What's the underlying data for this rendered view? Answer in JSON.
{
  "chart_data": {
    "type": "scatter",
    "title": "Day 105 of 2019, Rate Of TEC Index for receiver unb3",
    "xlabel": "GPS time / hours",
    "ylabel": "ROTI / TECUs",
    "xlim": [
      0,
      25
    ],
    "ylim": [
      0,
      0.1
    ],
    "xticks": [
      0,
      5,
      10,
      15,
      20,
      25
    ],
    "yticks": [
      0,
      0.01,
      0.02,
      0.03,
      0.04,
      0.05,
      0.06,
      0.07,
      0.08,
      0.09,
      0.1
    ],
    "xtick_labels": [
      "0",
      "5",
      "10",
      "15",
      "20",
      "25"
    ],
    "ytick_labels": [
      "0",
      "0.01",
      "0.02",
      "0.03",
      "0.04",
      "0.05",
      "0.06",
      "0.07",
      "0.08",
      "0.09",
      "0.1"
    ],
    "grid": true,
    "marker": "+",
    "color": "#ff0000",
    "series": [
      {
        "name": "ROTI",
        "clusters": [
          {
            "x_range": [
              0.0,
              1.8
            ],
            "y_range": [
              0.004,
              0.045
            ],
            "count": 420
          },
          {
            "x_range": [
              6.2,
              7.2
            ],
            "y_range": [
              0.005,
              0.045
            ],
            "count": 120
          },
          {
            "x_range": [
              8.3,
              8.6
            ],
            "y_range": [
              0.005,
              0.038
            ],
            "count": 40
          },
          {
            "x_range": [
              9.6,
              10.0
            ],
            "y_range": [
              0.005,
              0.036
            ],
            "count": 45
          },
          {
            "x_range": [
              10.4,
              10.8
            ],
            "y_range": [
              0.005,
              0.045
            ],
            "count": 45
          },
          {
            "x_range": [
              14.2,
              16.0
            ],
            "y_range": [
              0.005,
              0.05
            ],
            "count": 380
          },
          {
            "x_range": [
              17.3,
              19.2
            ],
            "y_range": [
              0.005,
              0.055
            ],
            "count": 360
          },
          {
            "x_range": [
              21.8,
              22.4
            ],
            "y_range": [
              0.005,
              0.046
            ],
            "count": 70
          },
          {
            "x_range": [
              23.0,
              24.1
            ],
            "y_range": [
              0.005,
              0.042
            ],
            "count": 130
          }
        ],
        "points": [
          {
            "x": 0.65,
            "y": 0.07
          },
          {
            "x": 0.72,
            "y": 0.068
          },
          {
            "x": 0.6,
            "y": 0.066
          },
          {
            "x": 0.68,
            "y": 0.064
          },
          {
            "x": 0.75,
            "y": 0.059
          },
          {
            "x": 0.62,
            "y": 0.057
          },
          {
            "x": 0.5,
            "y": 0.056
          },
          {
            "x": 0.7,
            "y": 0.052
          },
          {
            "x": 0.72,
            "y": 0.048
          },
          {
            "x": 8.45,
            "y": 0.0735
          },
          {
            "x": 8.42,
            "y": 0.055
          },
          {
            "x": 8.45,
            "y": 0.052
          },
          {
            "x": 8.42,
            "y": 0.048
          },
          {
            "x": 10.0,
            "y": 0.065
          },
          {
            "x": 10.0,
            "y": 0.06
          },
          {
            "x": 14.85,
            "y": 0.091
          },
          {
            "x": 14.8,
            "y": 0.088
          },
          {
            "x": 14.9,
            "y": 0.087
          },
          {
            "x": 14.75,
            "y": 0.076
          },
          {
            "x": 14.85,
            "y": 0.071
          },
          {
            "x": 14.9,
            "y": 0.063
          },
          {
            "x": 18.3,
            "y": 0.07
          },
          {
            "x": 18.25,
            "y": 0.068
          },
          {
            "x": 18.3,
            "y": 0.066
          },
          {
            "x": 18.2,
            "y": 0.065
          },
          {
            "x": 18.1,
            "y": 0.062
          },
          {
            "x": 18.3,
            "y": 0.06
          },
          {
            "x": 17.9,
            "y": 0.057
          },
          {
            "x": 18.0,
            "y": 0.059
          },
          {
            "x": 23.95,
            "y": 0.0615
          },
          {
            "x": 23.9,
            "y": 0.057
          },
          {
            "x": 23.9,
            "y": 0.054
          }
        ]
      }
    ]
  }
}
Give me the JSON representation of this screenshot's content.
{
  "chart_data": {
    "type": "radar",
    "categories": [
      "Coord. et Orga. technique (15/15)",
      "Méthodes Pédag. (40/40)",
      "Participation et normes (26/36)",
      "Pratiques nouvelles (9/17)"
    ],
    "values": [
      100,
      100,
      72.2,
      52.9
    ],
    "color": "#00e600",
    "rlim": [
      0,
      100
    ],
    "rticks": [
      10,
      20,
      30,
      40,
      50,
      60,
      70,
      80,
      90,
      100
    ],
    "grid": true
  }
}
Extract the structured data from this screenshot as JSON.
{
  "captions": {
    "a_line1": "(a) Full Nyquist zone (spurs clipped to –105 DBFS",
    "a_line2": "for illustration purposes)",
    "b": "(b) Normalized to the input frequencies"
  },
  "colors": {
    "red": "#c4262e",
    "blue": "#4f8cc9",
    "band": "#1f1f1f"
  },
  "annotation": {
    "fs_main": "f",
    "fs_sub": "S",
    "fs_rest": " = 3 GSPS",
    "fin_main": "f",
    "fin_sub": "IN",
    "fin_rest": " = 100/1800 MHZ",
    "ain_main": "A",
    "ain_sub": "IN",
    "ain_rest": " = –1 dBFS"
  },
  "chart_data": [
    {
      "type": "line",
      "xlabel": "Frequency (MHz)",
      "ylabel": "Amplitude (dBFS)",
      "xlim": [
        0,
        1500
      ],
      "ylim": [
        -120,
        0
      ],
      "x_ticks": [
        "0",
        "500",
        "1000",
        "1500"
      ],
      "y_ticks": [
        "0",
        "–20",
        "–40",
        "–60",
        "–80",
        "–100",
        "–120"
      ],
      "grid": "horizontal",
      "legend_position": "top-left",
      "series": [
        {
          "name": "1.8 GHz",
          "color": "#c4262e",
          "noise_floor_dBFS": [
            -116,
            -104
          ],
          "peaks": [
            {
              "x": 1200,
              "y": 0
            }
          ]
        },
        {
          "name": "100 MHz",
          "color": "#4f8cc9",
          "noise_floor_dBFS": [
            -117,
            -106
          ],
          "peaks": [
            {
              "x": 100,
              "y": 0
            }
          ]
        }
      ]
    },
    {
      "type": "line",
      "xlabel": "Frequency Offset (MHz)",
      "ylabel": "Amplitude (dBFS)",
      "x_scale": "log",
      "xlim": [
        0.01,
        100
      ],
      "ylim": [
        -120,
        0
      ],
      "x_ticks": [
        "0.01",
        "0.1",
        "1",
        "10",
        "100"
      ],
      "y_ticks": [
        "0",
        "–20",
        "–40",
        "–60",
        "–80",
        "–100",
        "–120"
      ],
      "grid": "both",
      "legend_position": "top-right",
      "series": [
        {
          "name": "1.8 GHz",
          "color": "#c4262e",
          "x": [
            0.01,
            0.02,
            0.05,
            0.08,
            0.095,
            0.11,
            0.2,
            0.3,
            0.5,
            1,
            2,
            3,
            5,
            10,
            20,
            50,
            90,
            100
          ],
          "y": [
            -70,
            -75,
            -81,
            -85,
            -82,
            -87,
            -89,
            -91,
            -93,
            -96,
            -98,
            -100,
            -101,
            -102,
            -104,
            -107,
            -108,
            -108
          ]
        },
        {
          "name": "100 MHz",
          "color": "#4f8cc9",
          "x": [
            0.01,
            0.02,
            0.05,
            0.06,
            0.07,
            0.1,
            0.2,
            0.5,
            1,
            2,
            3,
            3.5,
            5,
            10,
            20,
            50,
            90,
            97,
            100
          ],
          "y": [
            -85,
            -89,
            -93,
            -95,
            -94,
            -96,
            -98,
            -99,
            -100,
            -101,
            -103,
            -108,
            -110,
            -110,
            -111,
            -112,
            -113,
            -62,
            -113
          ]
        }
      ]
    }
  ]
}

Requirements:
Write down every line of the data exactly as it appears above.

Task output:
What's the underlying data for this rendered view? Answer in JSON.
{
  "chart_data": {
    "type": "scatter",
    "title": "Day 105 of 2019, Rate Of TEC Index for receiver unb3",
    "xlabel": "GPS time / hours",
    "ylabel": "ROTI / TECUs",
    "xlim": [
      0,
      25
    ],
    "ylim": [
      0,
      0.1
    ],
    "xticks": [
      0,
      5,
      10,
      15,
      20,
      25
    ],
    "yticks": [
      0,
      0.01,
      0.02,
      0.03,
      0.04,
      0.05,
      0.06,
      0.07,
      0.08,
      0.09,
      0.1
    ],
    "xtick_labels": [
      "0",
      "5",
      "10",
      "15",
      "20",
      "25"
    ],
    "ytick_labels": [
      "0",
      "0.01",
      "0.02",
      "0.03",
      "0.04",
      "0.05",
      "0.06",
      "0.07",
      "0.08",
      "0.09",
      "0.1"
    ],
    "grid": true,
    "marker": "+",
    "color": "#ff0000",
    "series": [
      {
        "name": "ROTI",
        "clusters": [
          {
            "x_range": [
              0.0,
              1.8
            ],
            "y_range": [
              0.004,
              0.045
            ],
            "count": 420
          },
          {
            "x_range": [
              6.2,
              7.2
            ],
            "y_range": [
              0.005,
              0.045
            ],
            "count": 120
          },
          {
            "x_range": [
              8.3,
              8.6
            ],
            "y_range": [
              0.005,
              0.038
            ],
            "count": 40
          },
          {
            "x_range": [
              9.6,
              10.0
            ],
            "y_range": [
              0.005,
              0.036
            ],
            "count": 45
          },
          {
            "x_range": [
              10.4,
              10.8
            ],
            "y_range": [
              0.005,
              0.045
            ],
            "count": 45
          },
          {
            "x_range": [
              14.2,
              16.0
            ],
            "y_range": [
              0.005,
              0.05
            ],
            "count": 380
          },
          {
            "x_range": [
              17.3,
              19.2
            ],
            "y_range": [
              0.005,
              0.055
            ],
            "count": 360
          },
          {
            "x_range": [
              21.8,
              22.4
            ],
            "y_range": [
              0.005,
              0.046
            ],
            "count": 70
          },
          {
            "x_range": [
              23.0,
              24.1
            ],
            "y_range": [
              0.005,
              0.042
            ],
            "count": 130
          }
        ],
        "points": [
          {
            "x": 0.65,
            "y": 0.07
          },
          {
            "x": 0.72,
            "y": 0.068
          },
          {
            "x": 0.6,
            "y": 0.066
          },
          {
            "x": 0.68,
            "y": 0.064
          },
          {
            "x": 0.75,
            "y": 0.059
          },
          {
            "x": 0.62,
            "y": 0.057
          },
          {
            "x": 0.5,
            "y": 0.056
          },
          {
            "x": 0.7,
            "y": 0.052
          },
          {
            "x": 0.72,
            "y": 0.048
          },
          {
            "x": 8.45,
            "y": 0.0735
          },
          {
            "x": 8.42,
            "y": 0.055
          },
          {
            "x": 8.45,
            "y": 0.052
          },
          {
            "x": 8.42,
            "y": 0.048
          },
          {
            "x": 10.0,
            "y": 0.065
          },
          {
            "x": 10.0,
            "y": 0.06
          },
          {
            "x": 14.85,
            "y": 0.091
          },
          {
            "x": 14.8,
            "y": 0.088
          },
          {
            "x": 14.9,
            "y": 0.087
          },
          {
            "x": 14.75,
            "y": 0.076
          },
          {
            "x": 14.85,
            "y": 0.071
          },
          {
            "x": 14.9,
            "y": 0.063
          },
          {
            "x": 18.3,
            "y": 0.07
          },
          {
            "x": 18.25,
            "y": 0.068
          },
          {
            "x": 18.3,
            "y": 0.066
          },
          {
            "x": 18.2,
            "y": 0.065
          },
          {
            "x": 18.1,
            "y": 0.062
          },
          {
            "x": 18.3,
            "y": 0.06
          },
          {
            "x": 17.9,
            "y": 0.057
          },
          {
            "x": 18.0,
            "y": 0.059
          },
          {
            "x": 23.95,
            "y": 0.0615
          },
          {
            "x": 23.9,
            "y": 0.057
          },
          {
            "x": 23.9,
            "y": 0.054
          }
        ]
      }
    ]
  }
}
Give me the JSON representation of this screenshot's content.
{
  "chart_data": {
    "type": "radar",
    "categories": [
      "Coord. et Orga. technique (15/15)",
      "Méthodes Pédag. (40/40)",
      "Participation et normes (26/36)",
      "Pratiques nouvelles (9/17)"
    ],
    "values": [
      100,
      100,
      72.2,
      52.9
    ],
    "color": "#00e600",
    "rlim": [
      0,
      100
    ],
    "rticks": [
      10,
      20,
      30,
      40,
      50,
      60,
      70,
      80,
      90,
      100
    ],
    "grid": true
  }
}
Extract the structured data from this screenshot as JSON.
{
  "captions": {
    "a_line1": "(a) Full Nyquist zone (spurs clipped to –105 DBFS",
    "a_line2": "for illustration purposes)",
    "b": "(b) Normalized to the input frequencies"
  },
  "colors": {
    "red": "#c4262e",
    "blue": "#4f8cc9",
    "band": "#1f1f1f"
  },
  "annotation": {
    "fs_main": "f",
    "fs_sub": "S",
    "fs_rest": " = 3 GSPS",
    "fin_main": "f",
    "fin_sub": "IN",
    "fin_rest": " = 100/1800 MHZ",
    "ain_main": "A",
    "ain_sub": "IN",
    "ain_rest": " = –1 dBFS"
  },
  "chart_data": [
    {
      "type": "line",
      "xlabel": "Frequency (MHz)",
      "ylabel": "Amplitude (dBFS)",
      "xlim": [
        0,
        1500
      ],
      "ylim": [
        -120,
        0
      ],
      "x_ticks": [
        "0",
        "500",
        "1000",
        "1500"
      ],
      "y_ticks": [
        "0",
        "–20",
        "–40",
        "–60",
        "–80",
        "–100",
        "–120"
      ],
      "grid": "horizontal",
      "legend_position": "top-left",
      "series": [
        {
          "name": "1.8 GHz",
          "color": "#c4262e",
          "noise_floor_dBFS": [
            -116,
            -104
          ],
          "peaks": [
            {
              "x": 1200,
              "y": 0
            }
          ]
        },
        {
          "name": "100 MHz",
          "color": "#4f8cc9",
          "noise_floor_dBFS": [
            -117,
            -106
          ],
          "peaks": [
            {
              "x": 100,
              "y": 0
            }
          ]
        }
      ]
    },
    {
      "type": "line",
      "xlabel": "Frequency Offset (MHz)",
      "ylabel": "Amplitude (dBFS)",
      "x_scale": "log",
      "xlim": [
        0.01,
        100
      ],
      "ylim": [
        -120,
        0
      ],
      "x_ticks": [
        "0.01",
        "0.1",
        "1",
        "10",
        "100"
      ],
      "y_ticks": [
        "0",
        "–20",
        "–40",
        "–60",
        "–80",
        "–100",
        "–120"
      ],
      "grid": "both",
      "legend_position": "top-right",
      "series": [
        {
          "name": "1.8 GHz",
          "color": "#c4262e",
          "x": [
            0.01,
            0.02,
            0.05,
            0.08,
            0.095,
            0.11,
            0.2,
            0.3,
            0.5,
            1,
            2,
            3,
            5,
            10,
            20,
            50,
            90,
            100
          ],
          "y": [
            -70,
            -75,
            -81,
            -85,
            -82,
            -87,
            -89,
            -91,
            -93,
            -96,
            -98,
            -100,
            -101,
            -102,
            -104,
            -107,
            -108,
            -108
          ]
        },
        {
          "name": "100 MHz",
          "color": "#4f8cc9",
          "x": [
            0.01,
            0.02,
            0.05,
            0.06,
            0.07,
            0.1,
            0.2,
            0.5,
            1,
            2,
            3,
            3.5,
            5,
            10,
            20,
            50,
            90,
            97,
            100
          ],
          "y": [
            -85,
            -89,
            -93,
            -95,
            -94,
            -96,
            -98,
            -99,
            -100,
            -101,
            -103,
            -108,
            -110,
            -110,
            -111,
            -112,
            -113,
            -62,
            -113
          ]
        }
      ]
    }
  ]
}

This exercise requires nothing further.